* Task to carry out *
Track down each line that has the word "工作负责人" and copy it.

* Data provided *
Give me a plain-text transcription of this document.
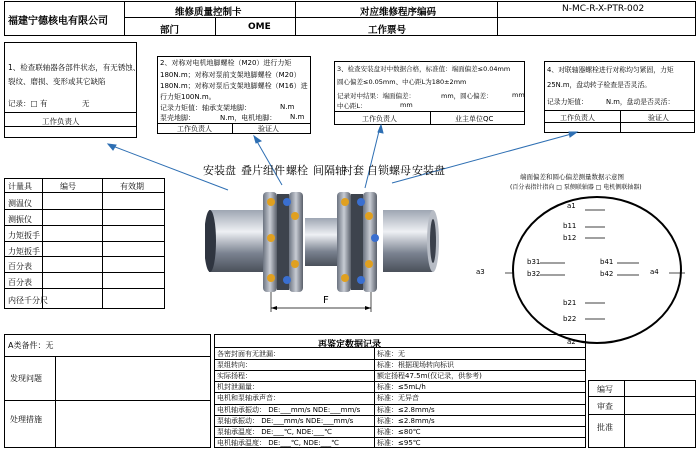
福建宁德核电有限公司
维修质量控制卡
部门	OME
对应维修程序编码	N-MC-R-X-PTR-002
工作票号
1、检查联轴器各部件状态，有无锈蚀、
裂纹、磨损、变形或其它缺陷
记录：□ 有	无
工作负责人
2、对称对电机地脚螺栓（M20）进行力矩
180N.m；对称对泵前支架地脚螺栓（M20）
180N.m；对称对泵后支架地脚螺栓（M16）进
行力矩100N.m。
记录力矩值：轴承支架地脚：	N.m
泵壳地脚：	N.m，电机地脚： N.m
工作负责人	验证人
3、检查安装盘对中数据合格，标准值：端面偏差≤0.04mm
圆心偏差≤0.05mm、中心距L为180±2mm
记录对中结果：端面偏差：	mm，圆心偏差：	mm
中心距L：	mm
工作负责人	业主单位QC
4、对联轴器螺栓进行对称均匀紧固，力矩
25N.m，盘动转子检查是否灵活。
记录力矩值：	N.m，盘动是否灵活：
工作负责人	验证人
安装盘 叠片组件 螺栓 间隔轴
衬套 自锁螺母 安装盘
F
端面偏差和圆心偏差测量数据示意图
(百分表指针指向 □ 泵侧联轴器 □ 电机侧联轴器)
a1
b11
b12
b31
b32
b41
b42
b21
b22
a3	a4
a2
计量具	编号	有效期
测温仪
测振仪
力矩扳手
力矩扳手
百分表
百分表
内径千分尺
A类备件：无
发现问题
处理措施
再鉴定数据记录
各密封面有无泄漏：	标准：无
泵组转向：	标准：根据现场转向标识
实际扬程：	额定扬程47.5m(仅记录，供参考)
机封泄漏量：	标准：≤5mL/h
电机和泵轴承声音：	标准：无异音
电机轴承振动： DE:___mm/s NDE:___mm/s 标准：≤2.8mm/s
泵轴承振动： DE:___mm/s NDE:___mm/s	标准：≤2.8mm/s
泵轴承温度： DE:___℃, NDE:___℃	标准：≤80℃
电机轴承温度： DE:___℃, NDE:___℃	标准：≤95℃
编写
审查
批准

* Correct result *
工作负责人
工作负责人	验证人
工作负责人	业主单位QC
工作负责人	验证人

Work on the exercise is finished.